Aim
Where a line holds the word "projects", copy that line.

Records about charts and figures
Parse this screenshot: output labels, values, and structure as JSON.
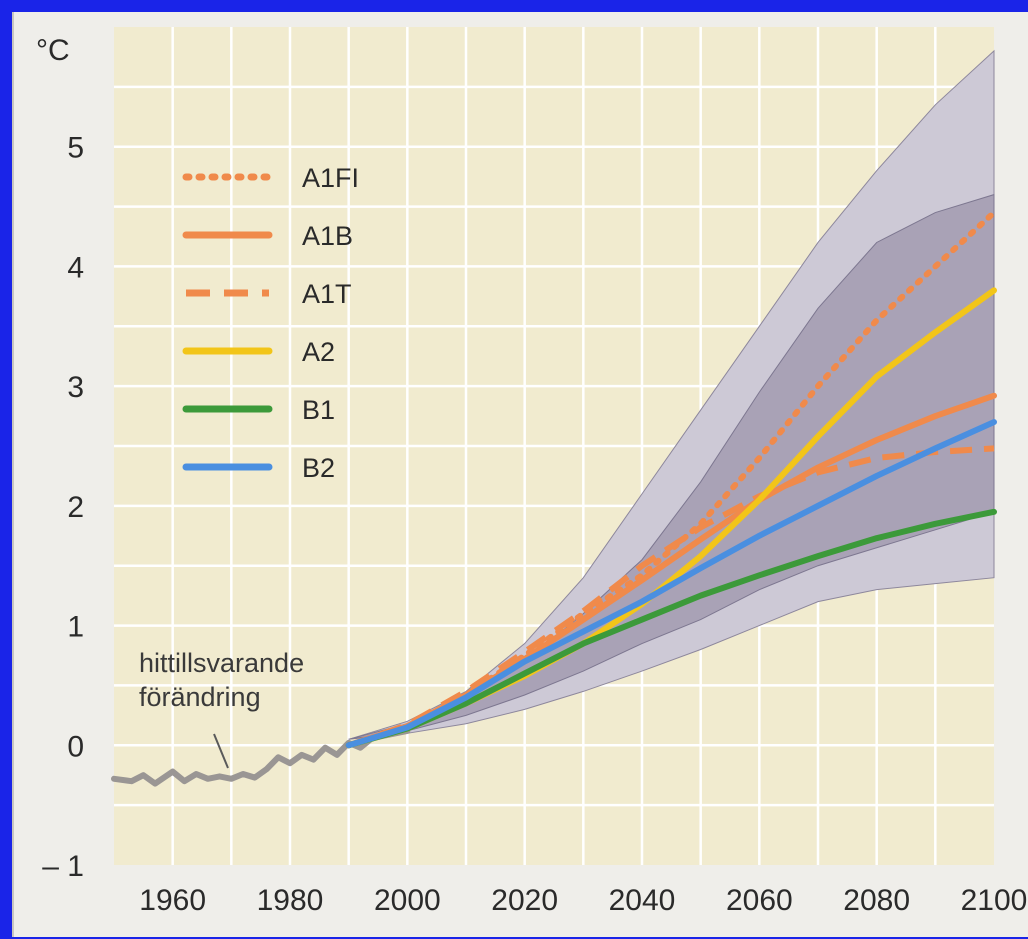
{
  "chart_data": {
    "type": "line",
    "title": "",
    "ylabel": "°C",
    "xlabel": "",
    "xlim": [
      1950,
      2100
    ],
    "ylim": [
      -1,
      6
    ],
    "x_ticks": [
      "1960",
      "1980",
      "2000",
      "2020",
      "2040",
      "2060",
      "2080",
      "2100"
    ],
    "y_ticks": [
      "– 1",
      "0",
      "1",
      "2",
      "3",
      "4",
      "5"
    ],
    "grid": true,
    "legend_position": "top-left",
    "historical": {
      "label": "hittillsvarande förändring",
      "label_lines": [
        "hittillsvarande",
        "förändring"
      ],
      "color": "#9a9694",
      "x": [
        1950,
        1953,
        1955,
        1957,
        1960,
        1962,
        1964,
        1966,
        1968,
        1970,
        1972,
        1974,
        1976,
        1978,
        1980,
        1982,
        1984,
        1986,
        1988,
        1990,
        1992,
        1994,
        1996,
        1998,
        2000
      ],
      "values": [
        -0.28,
        -0.3,
        -0.25,
        -0.32,
        -0.22,
        -0.3,
        -0.24,
        -0.28,
        -0.26,
        -0.28,
        -0.24,
        -0.27,
        -0.2,
        -0.1,
        -0.15,
        -0.08,
        -0.12,
        -0.02,
        -0.08,
        0.02,
        -0.02,
        0.06,
        0.08,
        0.1,
        0.12
      ]
    },
    "bands": {
      "outer_color": "#cdc9d6",
      "inner_color": "#a9a2b6",
      "x": [
        1990,
        2000,
        2010,
        2020,
        2030,
        2040,
        2050,
        2060,
        2070,
        2080,
        2090,
        2100
      ],
      "outer_upper": [
        0.05,
        0.2,
        0.45,
        0.85,
        1.4,
        2.1,
        2.8,
        3.5,
        4.2,
        4.8,
        5.35,
        5.8
      ],
      "outer_lower": [
        0.05,
        0.1,
        0.18,
        0.3,
        0.45,
        0.62,
        0.8,
        1.0,
        1.2,
        1.3,
        1.35,
        1.4
      ],
      "inner_upper": [
        0.05,
        0.18,
        0.38,
        0.7,
        1.1,
        1.55,
        2.2,
        2.95,
        3.65,
        4.2,
        4.45,
        4.6
      ],
      "inner_lower": [
        0.05,
        0.12,
        0.25,
        0.42,
        0.62,
        0.85,
        1.05,
        1.3,
        1.5,
        1.65,
        1.8,
        1.95
      ]
    },
    "x": [
      1990,
      2000,
      2010,
      2020,
      2030,
      2040,
      2050,
      2060,
      2070,
      2080,
      2090,
      2100
    ],
    "series": [
      {
        "name": "A1FI",
        "color": "#f08a4b",
        "dash": "dot",
        "values": [
          0,
          0.16,
          0.42,
          0.75,
          1.1,
          1.42,
          1.85,
          2.4,
          3.0,
          3.55,
          4.0,
          4.45
        ]
      },
      {
        "name": "A1B",
        "color": "#f08a4b",
        "dash": "solid",
        "values": [
          0,
          0.16,
          0.42,
          0.72,
          1.05,
          1.38,
          1.72,
          2.05,
          2.32,
          2.55,
          2.75,
          2.92
        ]
      },
      {
        "name": "A1T",
        "color": "#f08a4b",
        "dash": "dash",
        "values": [
          0,
          0.17,
          0.45,
          0.78,
          1.12,
          1.5,
          1.82,
          2.08,
          2.28,
          2.4,
          2.45,
          2.48
        ]
      },
      {
        "name": "A2",
        "color": "#f2c519",
        "dash": "solid",
        "values": [
          0,
          0.14,
          0.35,
          0.58,
          0.85,
          1.18,
          1.58,
          2.05,
          2.58,
          3.08,
          3.45,
          3.8
        ]
      },
      {
        "name": "B1",
        "color": "#3c9a3a",
        "dash": "solid",
        "values": [
          0,
          0.14,
          0.35,
          0.6,
          0.85,
          1.05,
          1.25,
          1.42,
          1.58,
          1.73,
          1.85,
          1.95
        ]
      },
      {
        "name": "B2",
        "color": "#4a8fe0",
        "dash": "solid",
        "values": [
          0,
          0.15,
          0.4,
          0.7,
          0.95,
          1.2,
          1.48,
          1.75,
          2.0,
          2.25,
          2.48,
          2.7
        ]
      }
    ]
  }
}
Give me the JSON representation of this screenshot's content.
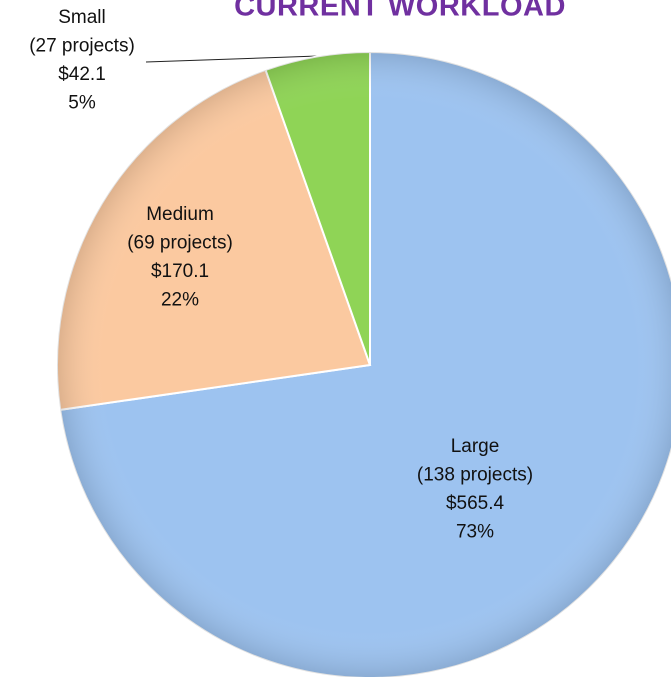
{
  "chart_data": {
    "type": "pie",
    "title": "CURRENT WORKLOAD",
    "categories": [
      "Large",
      "Medium",
      "Small"
    ],
    "details": [
      "(138 projects)",
      "(69 projects)",
      "(27 projects)"
    ],
    "values": [
      565.4,
      170.1,
      42.1
    ],
    "value_labels": [
      "$565.4",
      "$170.1",
      "$42.1"
    ],
    "percents": [
      73,
      22,
      5
    ],
    "percent_labels": [
      "73%",
      "22%",
      "5%"
    ],
    "colors": [
      "#9dc3f0",
      "#fbc9a0",
      "#8fd456"
    ]
  }
}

Answer for the task
      "(138 projects)",
      "(69 projects)",
      "(27 projects)"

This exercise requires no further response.